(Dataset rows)
——————————
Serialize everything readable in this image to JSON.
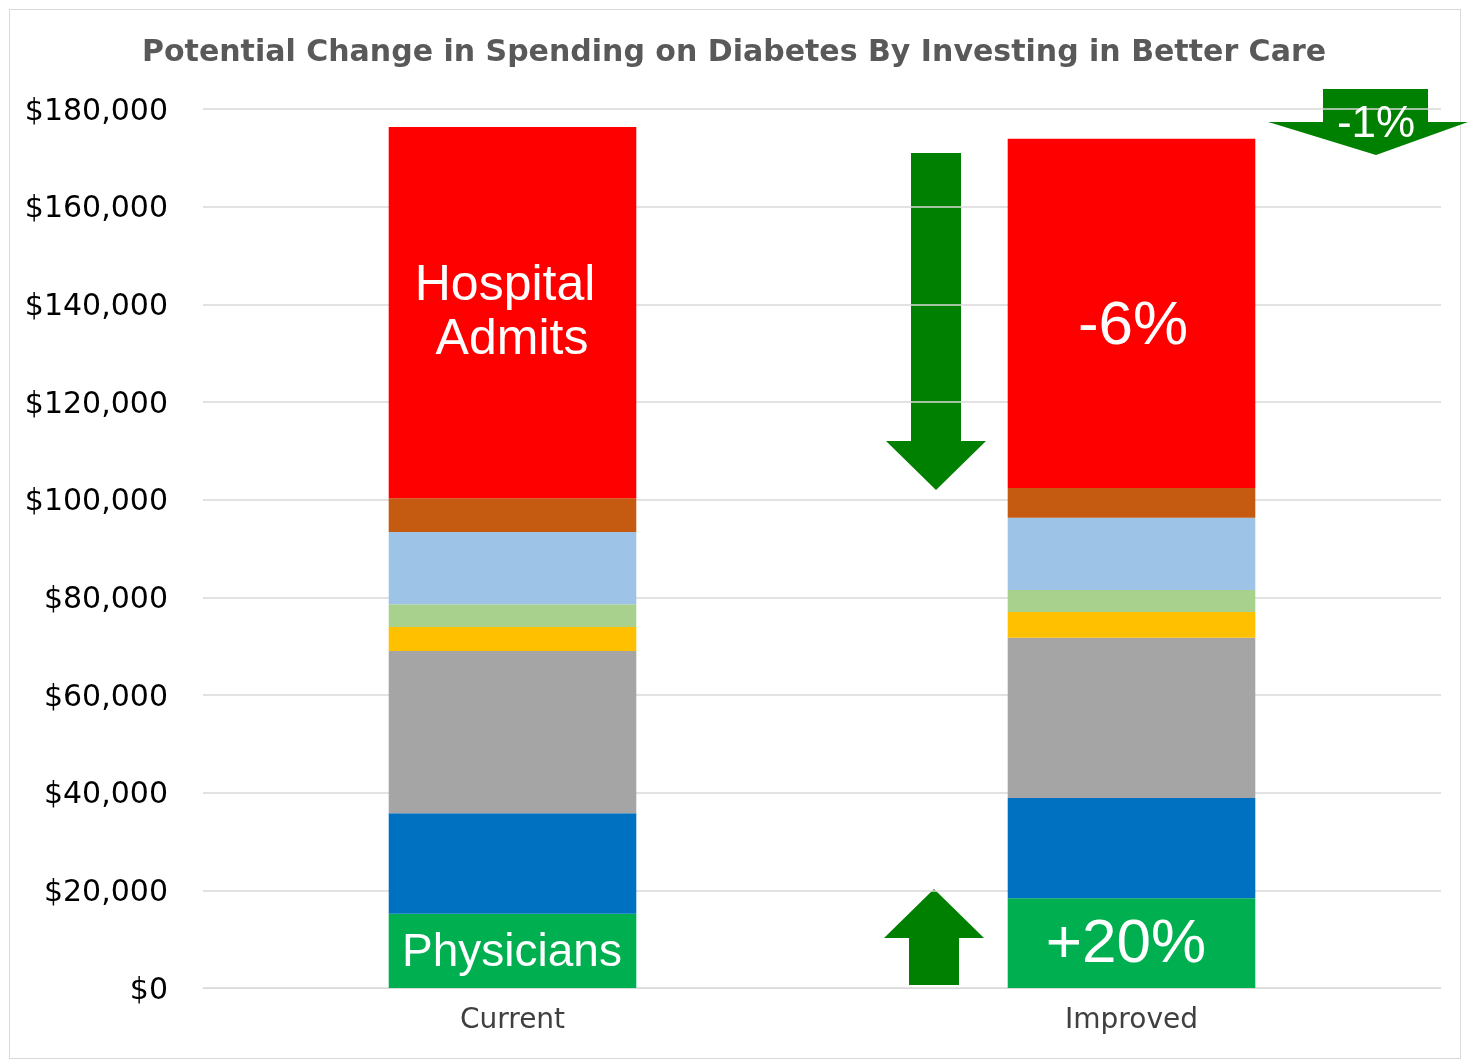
{
  "chart_data": {
    "type": "bar",
    "title": "Potential Change in Spending on Diabetes By Investing in Better Care",
    "categories": [
      "Current",
      "Improved"
    ],
    "stacked": true,
    "series": [
      {
        "color": "#00b050",
        "values": [
          15200,
          18400
        ]
      },
      {
        "color": "#0070c0",
        "values": [
          20600,
          20500
        ]
      },
      {
        "color": "#a5a5a5",
        "values": [
          33200,
          32800
        ]
      },
      {
        "color": "#ffc000",
        "values": [
          4900,
          5300
        ]
      },
      {
        "color": "#a9d18e",
        "values": [
          4700,
          4500
        ]
      },
      {
        "color": "#9dc3e6",
        "values": [
          14800,
          14800
        ]
      },
      {
        "color": "#c55a11",
        "values": [
          6900,
          6100
        ]
      },
      {
        "color": "#ff0000",
        "values": [
          76000,
          71500
        ]
      }
    ],
    "ylim": [
      0,
      180000
    ],
    "yticks": [
      {
        "value": 0,
        "label": "$0"
      },
      {
        "value": 20000,
        "label": "$20,000"
      },
      {
        "value": 40000,
        "label": "$40,000"
      },
      {
        "value": 60000,
        "label": "$60,000"
      },
      {
        "value": 80000,
        "label": "$80,000"
      },
      {
        "value": 100000,
        "label": "$100,000"
      },
      {
        "value": 120000,
        "label": "$120,000"
      },
      {
        "value": 140000,
        "label": "$140,000"
      },
      {
        "value": 160000,
        "label": "$160,000"
      },
      {
        "value": 180000,
        "label": "$180,000"
      }
    ],
    "grid": "y",
    "annotations": [
      "Hospital Admits",
      "Physicians",
      "-6%",
      "+20%",
      "-1%"
    ]
  }
}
——————————
WHAT YOU SHOULD DO: Replicate the material above verbatim; images stay out of the copy.

EXERCISE ANSWER:
Serialize everything readable in this image to JSON.
{
  "chart_data": {
    "type": "bar",
    "title": "Potential Change in Spending on Diabetes By Investing in Better Care",
    "categories": [
      "Current",
      "Improved"
    ],
    "stacked": true,
    "series": [
      {
        "color": "#00b050",
        "values": [
          15200,
          18400
        ]
      },
      {
        "color": "#0070c0",
        "values": [
          20600,
          20500
        ]
      },
      {
        "color": "#a5a5a5",
        "values": [
          33200,
          32800
        ]
      },
      {
        "color": "#ffc000",
        "values": [
          4900,
          5300
        ]
      },
      {
        "color": "#a9d18e",
        "values": [
          4700,
          4500
        ]
      },
      {
        "color": "#9dc3e6",
        "values": [
          14800,
          14800
        ]
      },
      {
        "color": "#c55a11",
        "values": [
          6900,
          6100
        ]
      },
      {
        "color": "#ff0000",
        "values": [
          76000,
          71500
        ]
      }
    ],
    "ylim": [
      0,
      180000
    ],
    "yticks": [
      {
        "value": 0,
        "label": "$0"
      },
      {
        "value": 20000,
        "label": "$20,000"
      },
      {
        "value": 40000,
        "label": "$40,000"
      },
      {
        "value": 60000,
        "label": "$60,000"
      },
      {
        "value": 80000,
        "label": "$80,000"
      },
      {
        "value": 100000,
        "label": "$100,000"
      },
      {
        "value": 120000,
        "label": "$120,000"
      },
      {
        "value": 140000,
        "label": "$140,000"
      },
      {
        "value": 160000,
        "label": "$160,000"
      },
      {
        "value": 180000,
        "label": "$180,000"
      }
    ],
    "grid": "y",
    "annotations": [
      "Hospital Admits",
      "Physicians",
      "-6%",
      "+20%",
      "-1%"
    ]
  }
}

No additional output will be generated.